▶ [Aim of the task]
Lift every line from the entries that includes the word "sweep".

▶ [Entries provided]
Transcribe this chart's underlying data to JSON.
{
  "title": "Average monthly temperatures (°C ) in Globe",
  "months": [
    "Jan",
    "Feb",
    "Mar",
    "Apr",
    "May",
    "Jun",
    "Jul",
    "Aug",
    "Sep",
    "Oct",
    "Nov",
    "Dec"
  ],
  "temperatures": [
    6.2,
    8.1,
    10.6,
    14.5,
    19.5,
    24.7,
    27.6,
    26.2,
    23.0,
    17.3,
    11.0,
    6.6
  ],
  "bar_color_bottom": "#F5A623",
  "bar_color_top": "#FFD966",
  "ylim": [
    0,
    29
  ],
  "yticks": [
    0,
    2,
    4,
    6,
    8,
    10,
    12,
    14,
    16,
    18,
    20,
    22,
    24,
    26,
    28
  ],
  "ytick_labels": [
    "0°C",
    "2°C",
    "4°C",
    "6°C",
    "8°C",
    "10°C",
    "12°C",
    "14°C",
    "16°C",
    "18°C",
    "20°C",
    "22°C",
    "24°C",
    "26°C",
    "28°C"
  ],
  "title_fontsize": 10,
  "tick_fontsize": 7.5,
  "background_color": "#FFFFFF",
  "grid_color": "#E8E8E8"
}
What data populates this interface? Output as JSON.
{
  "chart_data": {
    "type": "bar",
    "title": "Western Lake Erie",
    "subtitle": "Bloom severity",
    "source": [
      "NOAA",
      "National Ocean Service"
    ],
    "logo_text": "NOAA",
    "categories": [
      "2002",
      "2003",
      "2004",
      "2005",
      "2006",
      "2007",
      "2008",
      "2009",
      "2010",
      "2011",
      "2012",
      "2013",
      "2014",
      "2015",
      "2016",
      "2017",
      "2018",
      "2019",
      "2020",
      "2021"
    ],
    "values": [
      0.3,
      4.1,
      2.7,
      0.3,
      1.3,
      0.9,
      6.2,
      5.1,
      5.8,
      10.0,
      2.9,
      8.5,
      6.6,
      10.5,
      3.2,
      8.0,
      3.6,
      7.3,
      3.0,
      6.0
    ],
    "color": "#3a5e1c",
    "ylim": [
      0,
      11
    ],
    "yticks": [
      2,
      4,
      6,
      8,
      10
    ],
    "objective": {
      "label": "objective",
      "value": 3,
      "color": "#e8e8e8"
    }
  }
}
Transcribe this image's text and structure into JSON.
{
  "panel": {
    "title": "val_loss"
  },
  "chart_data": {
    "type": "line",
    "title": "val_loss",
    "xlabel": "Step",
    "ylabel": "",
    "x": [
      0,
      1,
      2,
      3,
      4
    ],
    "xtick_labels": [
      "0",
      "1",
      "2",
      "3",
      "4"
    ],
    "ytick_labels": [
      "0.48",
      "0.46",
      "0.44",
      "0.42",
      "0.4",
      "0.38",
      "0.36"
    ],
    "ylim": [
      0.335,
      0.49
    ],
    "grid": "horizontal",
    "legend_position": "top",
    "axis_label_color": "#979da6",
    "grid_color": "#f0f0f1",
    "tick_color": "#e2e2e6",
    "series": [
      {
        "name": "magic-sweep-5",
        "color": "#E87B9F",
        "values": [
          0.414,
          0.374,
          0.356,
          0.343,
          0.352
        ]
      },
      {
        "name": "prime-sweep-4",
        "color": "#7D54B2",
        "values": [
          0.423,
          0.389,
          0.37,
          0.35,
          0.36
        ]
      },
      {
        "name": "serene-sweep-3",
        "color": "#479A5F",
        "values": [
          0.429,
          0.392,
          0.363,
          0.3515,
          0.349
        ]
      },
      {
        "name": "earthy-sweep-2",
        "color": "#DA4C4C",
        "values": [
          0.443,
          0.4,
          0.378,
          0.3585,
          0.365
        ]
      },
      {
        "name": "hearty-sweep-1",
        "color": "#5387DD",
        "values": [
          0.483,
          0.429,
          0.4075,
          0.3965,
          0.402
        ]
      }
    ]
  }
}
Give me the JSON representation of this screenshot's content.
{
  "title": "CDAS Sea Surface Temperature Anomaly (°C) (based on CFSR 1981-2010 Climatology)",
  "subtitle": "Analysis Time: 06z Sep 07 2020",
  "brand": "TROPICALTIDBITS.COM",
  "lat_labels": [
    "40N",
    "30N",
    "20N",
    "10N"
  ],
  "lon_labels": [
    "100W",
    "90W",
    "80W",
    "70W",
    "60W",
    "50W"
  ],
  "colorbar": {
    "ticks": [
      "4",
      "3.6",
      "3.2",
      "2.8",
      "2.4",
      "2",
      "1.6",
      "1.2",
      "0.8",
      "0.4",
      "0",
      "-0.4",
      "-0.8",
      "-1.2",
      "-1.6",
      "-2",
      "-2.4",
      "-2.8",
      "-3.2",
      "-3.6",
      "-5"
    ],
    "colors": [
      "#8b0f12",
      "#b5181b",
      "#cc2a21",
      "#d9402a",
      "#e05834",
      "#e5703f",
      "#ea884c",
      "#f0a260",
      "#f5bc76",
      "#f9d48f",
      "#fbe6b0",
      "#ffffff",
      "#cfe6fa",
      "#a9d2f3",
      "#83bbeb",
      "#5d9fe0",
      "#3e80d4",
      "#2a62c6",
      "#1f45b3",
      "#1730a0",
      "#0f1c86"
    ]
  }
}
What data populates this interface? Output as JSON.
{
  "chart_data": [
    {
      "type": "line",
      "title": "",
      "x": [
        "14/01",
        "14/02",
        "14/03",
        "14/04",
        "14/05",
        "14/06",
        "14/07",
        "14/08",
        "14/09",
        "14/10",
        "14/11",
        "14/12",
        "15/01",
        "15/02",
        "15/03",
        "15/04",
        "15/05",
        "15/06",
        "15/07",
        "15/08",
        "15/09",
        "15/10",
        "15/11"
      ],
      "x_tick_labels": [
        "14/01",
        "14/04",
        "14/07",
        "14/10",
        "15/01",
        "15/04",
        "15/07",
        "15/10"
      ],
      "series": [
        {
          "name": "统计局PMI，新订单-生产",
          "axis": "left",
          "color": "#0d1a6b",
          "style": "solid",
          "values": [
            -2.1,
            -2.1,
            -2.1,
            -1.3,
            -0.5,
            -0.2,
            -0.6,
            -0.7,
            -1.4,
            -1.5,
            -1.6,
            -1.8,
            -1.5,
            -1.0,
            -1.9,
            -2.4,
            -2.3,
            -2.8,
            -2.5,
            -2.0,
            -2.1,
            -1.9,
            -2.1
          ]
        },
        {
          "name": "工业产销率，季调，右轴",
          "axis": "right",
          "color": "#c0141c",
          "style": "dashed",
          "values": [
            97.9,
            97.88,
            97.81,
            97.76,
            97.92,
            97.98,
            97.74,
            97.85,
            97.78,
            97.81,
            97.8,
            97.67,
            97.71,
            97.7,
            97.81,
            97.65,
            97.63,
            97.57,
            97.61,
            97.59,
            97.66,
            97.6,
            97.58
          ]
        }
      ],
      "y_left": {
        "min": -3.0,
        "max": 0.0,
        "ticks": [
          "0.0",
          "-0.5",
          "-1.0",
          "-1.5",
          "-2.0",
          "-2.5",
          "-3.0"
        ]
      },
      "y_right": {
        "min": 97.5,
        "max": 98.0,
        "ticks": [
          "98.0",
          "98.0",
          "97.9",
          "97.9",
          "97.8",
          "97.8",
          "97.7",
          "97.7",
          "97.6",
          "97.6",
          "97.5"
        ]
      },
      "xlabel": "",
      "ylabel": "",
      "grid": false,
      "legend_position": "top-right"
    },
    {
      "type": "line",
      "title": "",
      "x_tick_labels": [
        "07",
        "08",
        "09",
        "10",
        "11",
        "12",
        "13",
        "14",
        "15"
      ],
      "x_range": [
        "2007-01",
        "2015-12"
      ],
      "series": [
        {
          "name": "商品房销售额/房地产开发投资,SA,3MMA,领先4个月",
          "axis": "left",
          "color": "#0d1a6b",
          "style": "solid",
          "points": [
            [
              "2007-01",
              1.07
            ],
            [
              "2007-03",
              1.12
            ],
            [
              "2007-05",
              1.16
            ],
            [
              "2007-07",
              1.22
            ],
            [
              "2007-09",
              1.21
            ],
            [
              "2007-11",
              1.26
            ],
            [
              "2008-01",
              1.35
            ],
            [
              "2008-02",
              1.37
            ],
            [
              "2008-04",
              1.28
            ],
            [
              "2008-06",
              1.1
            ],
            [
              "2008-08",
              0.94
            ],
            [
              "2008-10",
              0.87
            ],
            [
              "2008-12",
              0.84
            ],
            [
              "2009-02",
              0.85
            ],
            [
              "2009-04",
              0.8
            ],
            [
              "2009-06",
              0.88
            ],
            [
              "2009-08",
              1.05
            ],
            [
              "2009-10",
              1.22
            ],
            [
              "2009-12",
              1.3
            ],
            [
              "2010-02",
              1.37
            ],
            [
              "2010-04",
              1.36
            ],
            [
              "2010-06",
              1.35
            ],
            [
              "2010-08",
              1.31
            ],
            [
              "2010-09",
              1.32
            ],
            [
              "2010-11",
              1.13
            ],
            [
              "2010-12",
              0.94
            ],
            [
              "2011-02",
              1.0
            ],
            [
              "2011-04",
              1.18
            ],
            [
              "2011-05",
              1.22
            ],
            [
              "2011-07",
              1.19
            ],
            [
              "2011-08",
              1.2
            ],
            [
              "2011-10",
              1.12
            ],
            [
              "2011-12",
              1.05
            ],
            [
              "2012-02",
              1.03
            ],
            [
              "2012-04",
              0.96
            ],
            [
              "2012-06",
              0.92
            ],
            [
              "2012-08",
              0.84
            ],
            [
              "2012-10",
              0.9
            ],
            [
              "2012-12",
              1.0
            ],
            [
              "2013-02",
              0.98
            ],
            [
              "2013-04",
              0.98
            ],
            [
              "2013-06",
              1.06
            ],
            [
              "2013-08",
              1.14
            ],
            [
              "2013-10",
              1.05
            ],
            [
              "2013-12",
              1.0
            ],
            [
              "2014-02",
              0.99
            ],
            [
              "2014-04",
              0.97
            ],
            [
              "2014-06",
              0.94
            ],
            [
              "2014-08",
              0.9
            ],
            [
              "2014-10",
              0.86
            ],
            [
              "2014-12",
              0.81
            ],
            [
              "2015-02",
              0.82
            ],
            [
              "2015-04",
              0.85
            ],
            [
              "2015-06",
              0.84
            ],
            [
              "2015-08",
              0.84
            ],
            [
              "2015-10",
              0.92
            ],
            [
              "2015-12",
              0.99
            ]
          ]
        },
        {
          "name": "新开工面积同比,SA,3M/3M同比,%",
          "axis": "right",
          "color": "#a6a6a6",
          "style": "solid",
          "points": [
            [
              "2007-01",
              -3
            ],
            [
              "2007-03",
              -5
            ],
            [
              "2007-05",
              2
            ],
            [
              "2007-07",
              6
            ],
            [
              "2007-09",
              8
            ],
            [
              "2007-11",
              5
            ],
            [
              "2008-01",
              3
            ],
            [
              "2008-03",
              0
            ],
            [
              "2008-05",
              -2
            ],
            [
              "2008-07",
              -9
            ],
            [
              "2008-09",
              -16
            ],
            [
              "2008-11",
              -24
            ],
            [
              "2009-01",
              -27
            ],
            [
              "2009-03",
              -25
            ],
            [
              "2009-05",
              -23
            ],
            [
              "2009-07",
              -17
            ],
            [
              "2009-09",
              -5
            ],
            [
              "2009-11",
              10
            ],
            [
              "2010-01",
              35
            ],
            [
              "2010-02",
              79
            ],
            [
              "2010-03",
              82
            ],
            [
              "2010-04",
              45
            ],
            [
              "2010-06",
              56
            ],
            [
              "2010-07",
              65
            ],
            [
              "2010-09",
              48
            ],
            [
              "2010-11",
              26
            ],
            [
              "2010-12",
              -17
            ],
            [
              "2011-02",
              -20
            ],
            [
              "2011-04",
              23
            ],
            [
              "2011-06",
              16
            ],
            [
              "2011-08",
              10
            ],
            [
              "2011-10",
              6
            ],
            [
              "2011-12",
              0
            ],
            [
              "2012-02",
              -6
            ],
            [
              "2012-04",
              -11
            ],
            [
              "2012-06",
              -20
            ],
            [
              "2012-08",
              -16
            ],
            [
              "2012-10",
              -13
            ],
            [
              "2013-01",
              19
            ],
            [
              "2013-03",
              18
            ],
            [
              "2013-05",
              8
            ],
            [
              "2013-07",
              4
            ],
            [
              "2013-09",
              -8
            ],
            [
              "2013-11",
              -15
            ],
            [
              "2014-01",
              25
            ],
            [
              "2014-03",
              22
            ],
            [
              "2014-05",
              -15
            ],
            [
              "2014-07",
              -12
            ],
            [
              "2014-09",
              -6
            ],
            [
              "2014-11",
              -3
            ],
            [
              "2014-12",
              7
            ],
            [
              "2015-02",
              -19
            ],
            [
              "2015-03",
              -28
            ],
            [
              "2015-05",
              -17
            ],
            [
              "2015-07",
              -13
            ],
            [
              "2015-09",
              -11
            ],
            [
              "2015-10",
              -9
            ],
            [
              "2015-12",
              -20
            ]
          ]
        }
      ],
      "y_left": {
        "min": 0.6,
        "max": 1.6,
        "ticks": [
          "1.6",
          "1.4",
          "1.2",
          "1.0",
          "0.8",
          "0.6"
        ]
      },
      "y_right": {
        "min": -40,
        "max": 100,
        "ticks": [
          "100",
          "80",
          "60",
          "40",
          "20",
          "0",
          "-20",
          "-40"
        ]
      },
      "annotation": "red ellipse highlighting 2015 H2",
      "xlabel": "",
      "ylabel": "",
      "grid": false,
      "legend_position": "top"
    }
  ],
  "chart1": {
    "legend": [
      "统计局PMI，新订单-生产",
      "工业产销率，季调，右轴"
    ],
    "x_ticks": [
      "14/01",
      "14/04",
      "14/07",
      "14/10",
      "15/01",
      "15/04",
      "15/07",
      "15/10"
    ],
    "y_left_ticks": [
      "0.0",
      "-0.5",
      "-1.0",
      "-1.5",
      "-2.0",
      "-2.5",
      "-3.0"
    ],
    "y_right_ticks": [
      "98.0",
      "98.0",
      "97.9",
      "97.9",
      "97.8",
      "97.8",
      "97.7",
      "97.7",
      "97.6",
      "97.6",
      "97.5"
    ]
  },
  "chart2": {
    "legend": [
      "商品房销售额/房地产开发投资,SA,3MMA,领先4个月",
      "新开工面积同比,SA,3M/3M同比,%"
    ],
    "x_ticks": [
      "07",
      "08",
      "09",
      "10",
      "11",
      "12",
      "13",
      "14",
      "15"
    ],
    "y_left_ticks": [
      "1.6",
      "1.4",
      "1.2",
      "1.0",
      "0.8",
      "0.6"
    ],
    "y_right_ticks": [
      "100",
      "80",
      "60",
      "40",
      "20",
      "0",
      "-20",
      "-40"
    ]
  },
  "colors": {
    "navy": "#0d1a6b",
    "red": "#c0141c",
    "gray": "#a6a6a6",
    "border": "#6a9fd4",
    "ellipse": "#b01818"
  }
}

▶ [Task result]
        "name": "magic-sweep-5",
        "name": "prime-sweep-4",
        "name": "serene-sweep-3",
        "name": "earthy-sweep-2",
        "name": "hearty-sweep-1",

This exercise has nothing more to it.